▶ **Written instruction**
Pick out the lines below that include the string "JSON".

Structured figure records
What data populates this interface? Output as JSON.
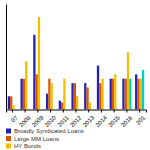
{
  "chart_data": {
    "type": "bar",
    "categories": [
      "07",
      "2008",
      "2009",
      "2010",
      "2011",
      "2012",
      "2013",
      "2014",
      "2015",
      "2016",
      "201"
    ],
    "series": [
      {
        "name": "Broadly Syndicated Loans",
        "color": "#2222bb",
        "values": [
          1.5,
          3.5,
          8.5,
          1.8,
          1.0,
          3.0,
          3.0,
          5.0,
          3.5,
          3.5,
          4.0
        ]
      },
      {
        "name": "Large MM Loans",
        "color": "#dd5500",
        "values": [
          1.5,
          3.5,
          4.0,
          3.5,
          0.8,
          3.0,
          2.5,
          3.0,
          3.5,
          3.5,
          3.5
        ]
      },
      {
        "name": "HY Bonds",
        "color": "#f0c000",
        "values": [
          0.5,
          5.5,
          10.5,
          3.0,
          3.5,
          1.5,
          0.8,
          3.5,
          4.0,
          6.5,
          3.5
        ]
      },
      {
        "color": "#00cccc",
        "values": [
          0.0,
          0.0,
          0.0,
          0.0,
          0.0,
          0.0,
          0.0,
          0.0,
          0.0,
          3.5,
          4.5
        ]
      }
    ],
    "ylim": [
      0,
      12
    ],
    "grid": false,
    "legend": "bottom",
    "tick_labels": "x"
  }
}
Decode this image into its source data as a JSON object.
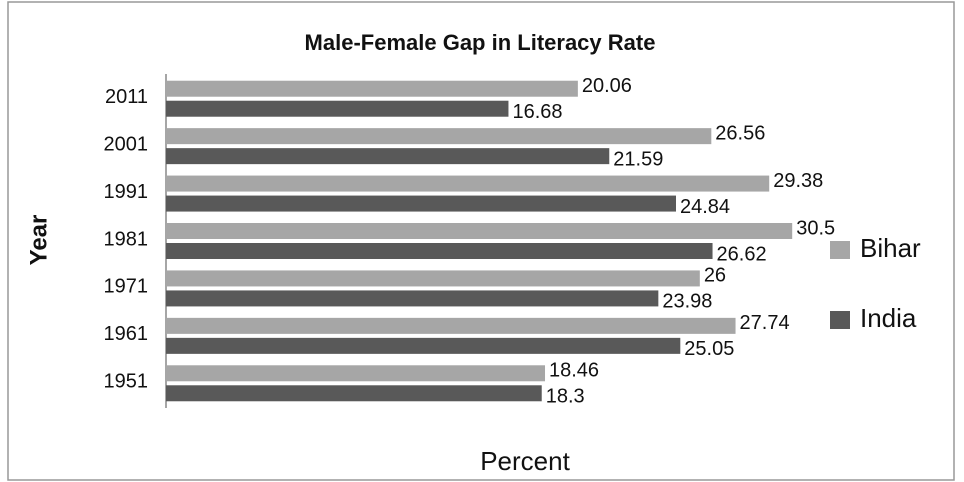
{
  "chart_data": {
    "type": "bar",
    "orientation": "horizontal",
    "title": "Male-Female Gap in Literacy Rate",
    "x_label": "Percent",
    "y_label": "Year",
    "categories": [
      "2011",
      "2001",
      "1991",
      "1981",
      "1971",
      "1961",
      "1951"
    ],
    "series": [
      {
        "name": "Bihar",
        "color": "#a6a6a6",
        "values": [
          20.06,
          26.56,
          29.38,
          30.5,
          26,
          27.74,
          18.46
        ]
      },
      {
        "name": "India",
        "color": "#595959",
        "values": [
          16.68,
          21.59,
          24.84,
          26.62,
          23.98,
          25.05,
          18.3
        ]
      }
    ],
    "xlim": [
      0,
      32
    ],
    "legend": "right"
  }
}
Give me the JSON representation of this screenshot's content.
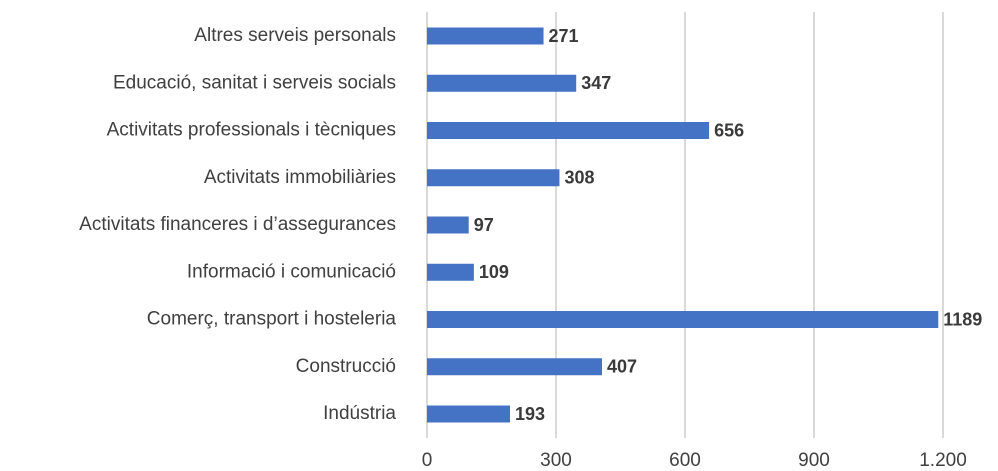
{
  "chart_data": {
    "type": "bar",
    "orientation": "horizontal",
    "categories": [
      "Altres serveis personals",
      "Educació, sanitat i serveis socials",
      "Activitats professionals i tècniques",
      "Activitats immobiliàries",
      "Activitats financeres i d’assegurances",
      "Informació i comunicació",
      "Comerç, transport i hosteleria",
      "Construcció",
      "Indústria"
    ],
    "values": [
      271,
      347,
      656,
      308,
      97,
      109,
      1189,
      407,
      193
    ],
    "color": "#4472c4",
    "xlim": [
      0,
      1200
    ],
    "xticks": [
      0,
      300,
      600,
      900,
      {
        "value": 1200,
        "label": "1.200"
      }
    ],
    "grid": true
  }
}
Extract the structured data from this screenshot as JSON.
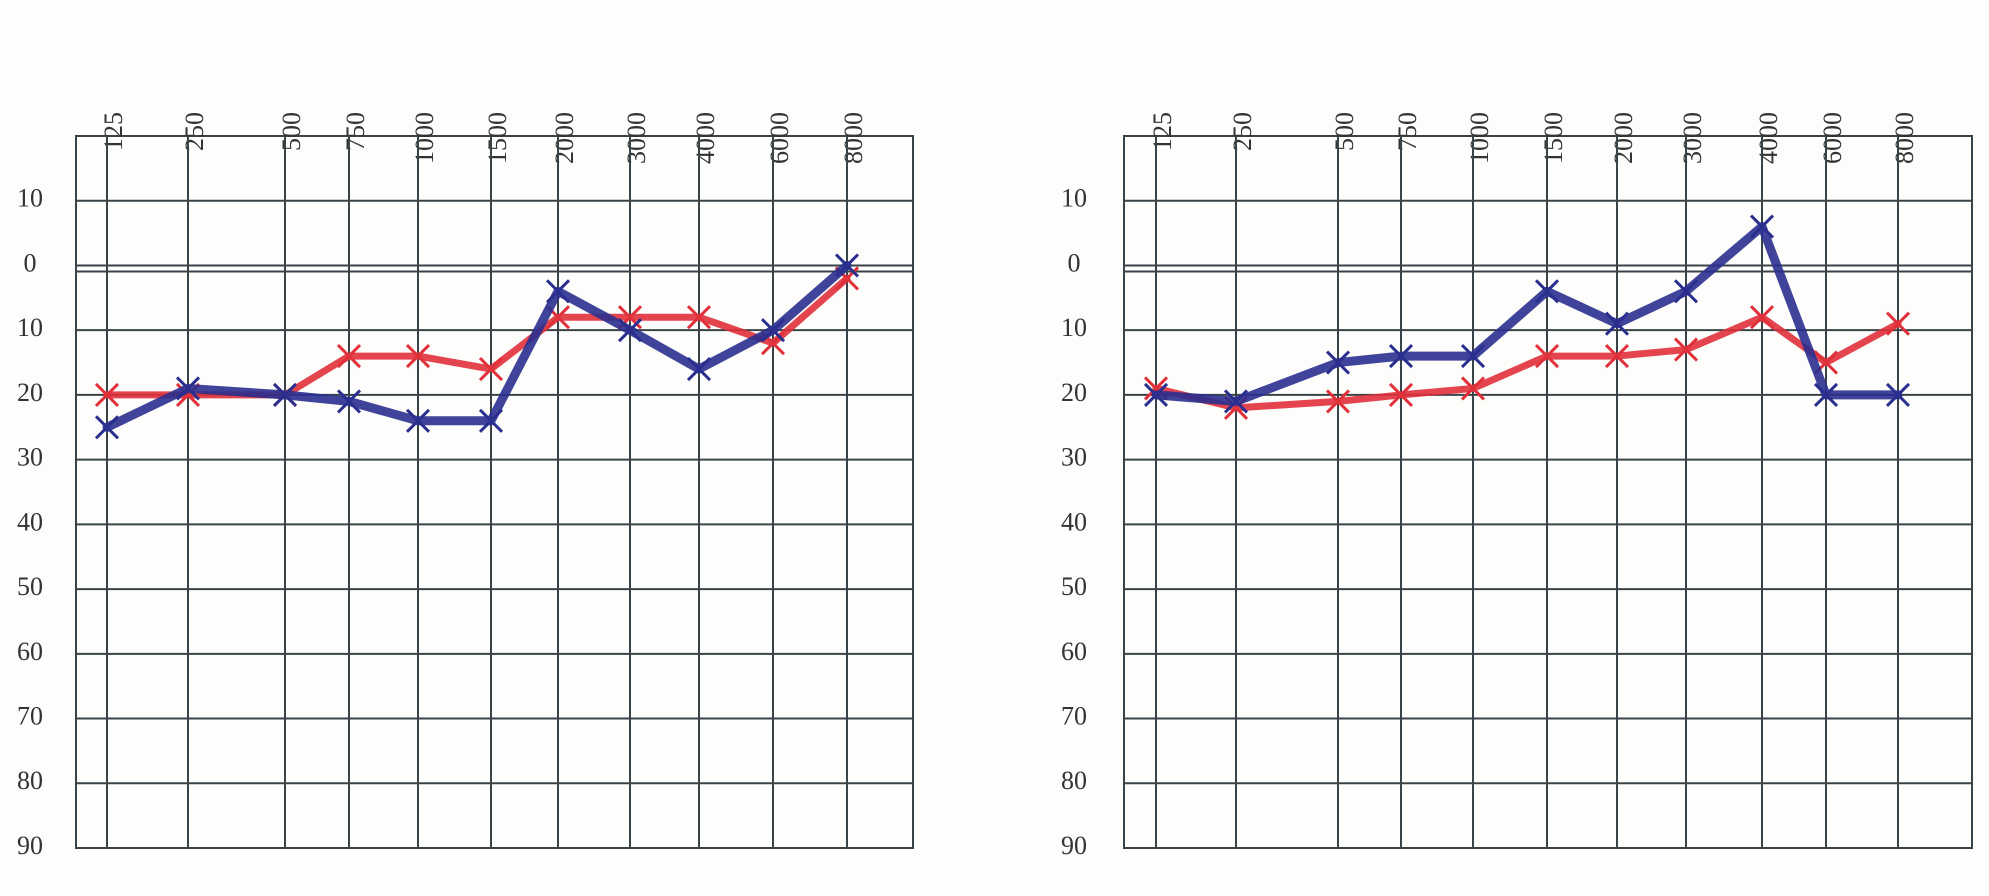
{
  "chart_data": [
    {
      "type": "line",
      "categories": [
        "125",
        "250",
        "500",
        "750",
        "1000",
        "1500",
        "2000",
        "3000",
        "4000",
        "6000",
        "8000"
      ],
      "series": [
        {
          "color": "#e0303a",
          "values": [
            20,
            20,
            20,
            14,
            14,
            16,
            8,
            8,
            8,
            12,
            2
          ]
        },
        {
          "color": "#2a2f8f",
          "values": [
            25,
            19,
            20,
            21,
            24,
            24,
            4,
            10,
            16,
            10,
            0
          ]
        }
      ],
      "ylim": [
        90,
        -20
      ],
      "yticks": [
        {
          "value": -10,
          "label": "10"
        },
        0,
        10,
        20,
        30,
        40,
        50,
        60,
        70,
        80,
        90
      ],
      "grid": true
    },
    {
      "type": "line",
      "categories": [
        "125",
        "250",
        "500",
        "750",
        "1000",
        "1500",
        "2000",
        "3000",
        "4000",
        "6000",
        "8000"
      ],
      "series": [
        {
          "color": "#e0303a",
          "values": [
            19,
            22,
            21,
            20,
            19,
            14,
            14,
            13,
            8,
            15,
            9
          ]
        },
        {
          "color": "#2a2f8f",
          "values": [
            20,
            21,
            15,
            14,
            14,
            4,
            9,
            4,
            -6,
            20,
            20
          ]
        }
      ],
      "ylim": [
        90,
        -20
      ],
      "yticks": [
        {
          "value": -10,
          "label": "10"
        },
        0,
        10,
        20,
        30,
        40,
        50,
        60,
        70,
        80,
        90
      ],
      "grid": true
    }
  ]
}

▶ **Written answer**
What data populates this interface? Output as JSON.
Decode this image into its source data as a JSON object.
Give me the JSON representation of this screenshot's content.
Extract the structured data from this screenshot as JSON.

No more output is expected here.